_WORK TO DO_.
Can you transcribe every record below exactly as it appears?

_EXERCISE MATERIAL_.

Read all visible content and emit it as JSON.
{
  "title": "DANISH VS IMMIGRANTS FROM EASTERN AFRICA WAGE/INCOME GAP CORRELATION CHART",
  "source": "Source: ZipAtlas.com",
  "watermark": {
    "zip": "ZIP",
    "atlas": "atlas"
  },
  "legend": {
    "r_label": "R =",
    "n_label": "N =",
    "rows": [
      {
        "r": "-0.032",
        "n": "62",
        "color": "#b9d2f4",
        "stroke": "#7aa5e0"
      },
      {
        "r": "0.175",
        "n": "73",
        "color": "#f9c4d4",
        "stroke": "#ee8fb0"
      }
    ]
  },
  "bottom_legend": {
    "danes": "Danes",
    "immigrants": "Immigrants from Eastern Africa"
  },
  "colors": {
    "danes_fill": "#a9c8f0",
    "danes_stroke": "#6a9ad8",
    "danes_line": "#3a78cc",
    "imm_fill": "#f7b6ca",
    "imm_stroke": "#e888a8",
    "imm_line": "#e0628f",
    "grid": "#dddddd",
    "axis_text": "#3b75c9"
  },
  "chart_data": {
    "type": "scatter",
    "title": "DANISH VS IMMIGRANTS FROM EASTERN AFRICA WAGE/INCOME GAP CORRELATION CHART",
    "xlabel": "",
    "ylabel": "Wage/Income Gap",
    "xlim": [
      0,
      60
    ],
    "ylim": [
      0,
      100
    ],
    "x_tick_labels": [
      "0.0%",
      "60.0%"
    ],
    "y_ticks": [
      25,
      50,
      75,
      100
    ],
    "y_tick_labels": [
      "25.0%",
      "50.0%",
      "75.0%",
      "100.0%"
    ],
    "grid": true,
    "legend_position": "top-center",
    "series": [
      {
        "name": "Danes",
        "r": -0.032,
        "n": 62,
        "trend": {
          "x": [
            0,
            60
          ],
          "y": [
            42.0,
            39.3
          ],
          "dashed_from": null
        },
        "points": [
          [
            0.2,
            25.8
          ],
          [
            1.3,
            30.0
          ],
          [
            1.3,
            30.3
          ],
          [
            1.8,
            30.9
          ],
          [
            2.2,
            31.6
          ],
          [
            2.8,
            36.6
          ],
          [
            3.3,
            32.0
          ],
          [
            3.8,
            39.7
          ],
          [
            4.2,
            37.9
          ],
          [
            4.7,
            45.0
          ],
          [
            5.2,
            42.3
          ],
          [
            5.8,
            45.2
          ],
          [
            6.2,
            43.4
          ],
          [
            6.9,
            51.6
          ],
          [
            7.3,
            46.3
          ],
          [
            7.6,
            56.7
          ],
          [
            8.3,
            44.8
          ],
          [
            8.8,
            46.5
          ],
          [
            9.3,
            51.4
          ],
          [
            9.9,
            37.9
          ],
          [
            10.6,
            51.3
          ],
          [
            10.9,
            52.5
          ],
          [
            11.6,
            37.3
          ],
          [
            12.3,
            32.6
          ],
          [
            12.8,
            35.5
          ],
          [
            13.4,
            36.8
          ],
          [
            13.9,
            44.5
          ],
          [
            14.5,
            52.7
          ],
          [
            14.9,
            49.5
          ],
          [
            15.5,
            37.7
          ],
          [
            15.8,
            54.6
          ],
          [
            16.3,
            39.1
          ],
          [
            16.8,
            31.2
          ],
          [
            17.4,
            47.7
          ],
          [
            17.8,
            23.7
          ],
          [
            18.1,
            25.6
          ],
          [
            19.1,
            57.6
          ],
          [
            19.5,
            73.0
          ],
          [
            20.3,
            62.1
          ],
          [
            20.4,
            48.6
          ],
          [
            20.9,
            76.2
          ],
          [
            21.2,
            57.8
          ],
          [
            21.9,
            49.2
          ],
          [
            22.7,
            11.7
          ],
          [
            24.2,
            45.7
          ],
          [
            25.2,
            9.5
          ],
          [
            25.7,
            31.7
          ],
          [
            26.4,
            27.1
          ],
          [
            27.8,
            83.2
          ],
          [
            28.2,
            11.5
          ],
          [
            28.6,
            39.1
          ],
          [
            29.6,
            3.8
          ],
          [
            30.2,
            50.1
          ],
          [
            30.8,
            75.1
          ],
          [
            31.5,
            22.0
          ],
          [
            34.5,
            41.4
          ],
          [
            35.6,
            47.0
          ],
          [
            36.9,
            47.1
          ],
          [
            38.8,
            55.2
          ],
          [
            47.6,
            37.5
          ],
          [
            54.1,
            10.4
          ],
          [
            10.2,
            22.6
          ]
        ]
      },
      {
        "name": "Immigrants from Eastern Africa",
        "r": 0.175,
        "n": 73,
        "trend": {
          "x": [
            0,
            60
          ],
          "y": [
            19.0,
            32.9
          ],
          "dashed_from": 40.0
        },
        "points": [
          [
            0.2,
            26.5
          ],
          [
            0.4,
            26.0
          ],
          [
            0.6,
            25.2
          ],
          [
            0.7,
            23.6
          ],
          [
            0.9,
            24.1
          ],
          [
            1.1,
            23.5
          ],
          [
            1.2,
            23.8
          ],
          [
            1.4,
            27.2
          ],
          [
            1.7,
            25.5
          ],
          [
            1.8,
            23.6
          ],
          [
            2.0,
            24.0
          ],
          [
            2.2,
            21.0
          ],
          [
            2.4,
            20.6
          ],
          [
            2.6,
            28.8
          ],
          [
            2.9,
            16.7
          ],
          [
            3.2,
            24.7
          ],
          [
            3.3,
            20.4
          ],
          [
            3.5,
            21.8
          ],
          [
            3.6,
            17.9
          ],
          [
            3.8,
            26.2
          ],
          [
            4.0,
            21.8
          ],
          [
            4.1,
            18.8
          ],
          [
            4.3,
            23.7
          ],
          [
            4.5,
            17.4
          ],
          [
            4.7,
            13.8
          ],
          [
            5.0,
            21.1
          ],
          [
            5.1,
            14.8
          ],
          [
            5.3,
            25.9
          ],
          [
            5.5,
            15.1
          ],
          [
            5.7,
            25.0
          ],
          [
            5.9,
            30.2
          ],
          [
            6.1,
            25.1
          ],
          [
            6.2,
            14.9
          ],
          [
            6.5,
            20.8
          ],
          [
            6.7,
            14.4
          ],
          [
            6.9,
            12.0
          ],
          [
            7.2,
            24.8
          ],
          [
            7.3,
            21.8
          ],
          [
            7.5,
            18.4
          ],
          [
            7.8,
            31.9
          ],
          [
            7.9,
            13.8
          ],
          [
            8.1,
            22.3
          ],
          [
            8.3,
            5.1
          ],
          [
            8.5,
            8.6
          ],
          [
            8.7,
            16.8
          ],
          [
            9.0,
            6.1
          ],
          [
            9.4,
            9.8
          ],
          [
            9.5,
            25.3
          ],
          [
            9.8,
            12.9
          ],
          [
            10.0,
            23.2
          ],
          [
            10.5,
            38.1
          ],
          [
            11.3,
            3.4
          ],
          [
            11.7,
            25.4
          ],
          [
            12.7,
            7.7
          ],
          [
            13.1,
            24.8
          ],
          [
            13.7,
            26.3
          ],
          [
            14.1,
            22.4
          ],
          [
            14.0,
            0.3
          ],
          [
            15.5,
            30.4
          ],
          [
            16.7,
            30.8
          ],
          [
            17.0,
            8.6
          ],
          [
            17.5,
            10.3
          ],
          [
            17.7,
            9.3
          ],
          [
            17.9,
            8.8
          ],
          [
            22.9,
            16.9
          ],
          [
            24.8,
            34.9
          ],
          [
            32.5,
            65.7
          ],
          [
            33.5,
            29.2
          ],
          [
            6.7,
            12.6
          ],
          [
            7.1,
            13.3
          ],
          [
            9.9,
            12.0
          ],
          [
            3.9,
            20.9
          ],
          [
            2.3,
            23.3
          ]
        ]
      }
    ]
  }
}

_EXERCISE OUTPUT_.
Read all visible content and emit it as JSON.
{
  "title": "DANISH VS IMMIGRANTS FROM EASTERN AFRICA WAGE/INCOME GAP CORRELATION CHART",
  "source": "Source: ZipAtlas.com",
  "watermark": {
    "zip": "ZIP",
    "atlas": "atlas"
  },
  "legend": {
    "r_label": "R =",
    "n_label": "N =",
    "rows": [
      {
        "r": "-0.032",
        "n": "62",
        "color": "#b9d2f4",
        "stroke": "#7aa5e0"
      },
      {
        "r": "0.175",
        "n": "73",
        "color": "#f9c4d4",
        "stroke": "#ee8fb0"
      }
    ]
  },
  "bottom_legend": {
    "danes": "Danes",
    "immigrants": "Immigrants from Eastern Africa"
  },
  "colors": {
    "danes_fill": "#a9c8f0",
    "danes_stroke": "#6a9ad8",
    "danes_line": "#3a78cc",
    "imm_fill": "#f7b6ca",
    "imm_stroke": "#e888a8",
    "imm_line": "#e0628f",
    "grid": "#dddddd",
    "axis_text": "#3b75c9"
  },
  "chart_data": {
    "type": "scatter",
    "title": "DANISH VS IMMIGRANTS FROM EASTERN AFRICA WAGE/INCOME GAP CORRELATION CHART",
    "xlabel": "",
    "ylabel": "Wage/Income Gap",
    "xlim": [
      0,
      60
    ],
    "ylim": [
      0,
      100
    ],
    "x_tick_labels": [
      "0.0%",
      "60.0%"
    ],
    "y_ticks": [
      25,
      50,
      75,
      100
    ],
    "y_tick_labels": [
      "25.0%",
      "50.0%",
      "75.0%",
      "100.0%"
    ],
    "grid": true,
    "legend_position": "top-center",
    "series": [
      {
        "name": "Danes",
        "r": -0.032,
        "n": 62,
        "trend": {
          "x": [
            0,
            60
          ],
          "y": [
            42.0,
            39.3
          ],
          "dashed_from": null
        },
        "points": [
          [
            0.2,
            25.8
          ],
          [
            1.3,
            30.0
          ],
          [
            1.3,
            30.3
          ],
          [
            1.8,
            30.9
          ],
          [
            2.2,
            31.6
          ],
          [
            2.8,
            36.6
          ],
          [
            3.3,
            32.0
          ],
          [
            3.8,
            39.7
          ],
          [
            4.2,
            37.9
          ],
          [
            4.7,
            45.0
          ],
          [
            5.2,
            42.3
          ],
          [
            5.8,
            45.2
          ],
          [
            6.2,
            43.4
          ],
          [
            6.9,
            51.6
          ],
          [
            7.3,
            46.3
          ],
          [
            7.6,
            56.7
          ],
          [
            8.3,
            44.8
          ],
          [
            8.8,
            46.5
          ],
          [
            9.3,
            51.4
          ],
          [
            9.9,
            37.9
          ],
          [
            10.6,
            51.3
          ],
          [
            10.9,
            52.5
          ],
          [
            11.6,
            37.3
          ],
          [
            12.3,
            32.6
          ],
          [
            12.8,
            35.5
          ],
          [
            13.4,
            36.8
          ],
          [
            13.9,
            44.5
          ],
          [
            14.5,
            52.7
          ],
          [
            14.9,
            49.5
          ],
          [
            15.5,
            37.7
          ],
          [
            15.8,
            54.6
          ],
          [
            16.3,
            39.1
          ],
          [
            16.8,
            31.2
          ],
          [
            17.4,
            47.7
          ],
          [
            17.8,
            23.7
          ],
          [
            18.1,
            25.6
          ],
          [
            19.1,
            57.6
          ],
          [
            19.5,
            73.0
          ],
          [
            20.3,
            62.1
          ],
          [
            20.4,
            48.6
          ],
          [
            20.9,
            76.2
          ],
          [
            21.2,
            57.8
          ],
          [
            21.9,
            49.2
          ],
          [
            22.7,
            11.7
          ],
          [
            24.2,
            45.7
          ],
          [
            25.2,
            9.5
          ],
          [
            25.7,
            31.7
          ],
          [
            26.4,
            27.1
          ],
          [
            27.8,
            83.2
          ],
          [
            28.2,
            11.5
          ],
          [
            28.6,
            39.1
          ],
          [
            29.6,
            3.8
          ],
          [
            30.2,
            50.1
          ],
          [
            30.8,
            75.1
          ],
          [
            31.5,
            22.0
          ],
          [
            34.5,
            41.4
          ],
          [
            35.6,
            47.0
          ],
          [
            36.9,
            47.1
          ],
          [
            38.8,
            55.2
          ],
          [
            47.6,
            37.5
          ],
          [
            54.1,
            10.4
          ],
          [
            10.2,
            22.6
          ]
        ]
      },
      {
        "name": "Immigrants from Eastern Africa",
        "r": 0.175,
        "n": 73,
        "trend": {
          "x": [
            0,
            60
          ],
          "y": [
            19.0,
            32.9
          ],
          "dashed_from": 40.0
        },
        "points": [
          [
            0.2,
            26.5
          ],
          [
            0.4,
            26.0
          ],
          [
            0.6,
            25.2
          ],
          [
            0.7,
            23.6
          ],
          [
            0.9,
            24.1
          ],
          [
            1.1,
            23.5
          ],
          [
            1.2,
            23.8
          ],
          [
            1.4,
            27.2
          ],
          [
            1.7,
            25.5
          ],
          [
            1.8,
            23.6
          ],
          [
            2.0,
            24.0
          ],
          [
            2.2,
            21.0
          ],
          [
            2.4,
            20.6
          ],
          [
            2.6,
            28.8
          ],
          [
            2.9,
            16.7
          ],
          [
            3.2,
            24.7
          ],
          [
            3.3,
            20.4
          ],
          [
            3.5,
            21.8
          ],
          [
            3.6,
            17.9
          ],
          [
            3.8,
            26.2
          ],
          [
            4.0,
            21.8
          ],
          [
            4.1,
            18.8
          ],
          [
            4.3,
            23.7
          ],
          [
            4.5,
            17.4
          ],
          [
            4.7,
            13.8
          ],
          [
            5.0,
            21.1
          ],
          [
            5.1,
            14.8
          ],
          [
            5.3,
            25.9
          ],
          [
            5.5,
            15.1
          ],
          [
            5.7,
            25.0
          ],
          [
            5.9,
            30.2
          ],
          [
            6.1,
            25.1
          ],
          [
            6.2,
            14.9
          ],
          [
            6.5,
            20.8
          ],
          [
            6.7,
            14.4
          ],
          [
            6.9,
            12.0
          ],
          [
            7.2,
            24.8
          ],
          [
            7.3,
            21.8
          ],
          [
            7.5,
            18.4
          ],
          [
            7.8,
            31.9
          ],
          [
            7.9,
            13.8
          ],
          [
            8.1,
            22.3
          ],
          [
            8.3,
            5.1
          ],
          [
            8.5,
            8.6
          ],
          [
            8.7,
            16.8
          ],
          [
            9.0,
            6.1
          ],
          [
            9.4,
            9.8
          ],
          [
            9.5,
            25.3
          ],
          [
            9.8,
            12.9
          ],
          [
            10.0,
            23.2
          ],
          [
            10.5,
            38.1
          ],
          [
            11.3,
            3.4
          ],
          [
            11.7,
            25.4
          ],
          [
            12.7,
            7.7
          ],
          [
            13.1,
            24.8
          ],
          [
            13.7,
            26.3
          ],
          [
            14.1,
            22.4
          ],
          [
            14.0,
            0.3
          ],
          [
            15.5,
            30.4
          ],
          [
            16.7,
            30.8
          ],
          [
            17.0,
            8.6
          ],
          [
            17.5,
            10.3
          ],
          [
            17.7,
            9.3
          ],
          [
            17.9,
            8.8
          ],
          [
            22.9,
            16.9
          ],
          [
            24.8,
            34.9
          ],
          [
            32.5,
            65.7
          ],
          [
            33.5,
            29.2
          ],
          [
            6.7,
            12.6
          ],
          [
            7.1,
            13.3
          ],
          [
            9.9,
            12.0
          ],
          [
            3.9,
            20.9
          ],
          [
            2.3,
            23.3
          ]
        ]
      }
    ]
  }
}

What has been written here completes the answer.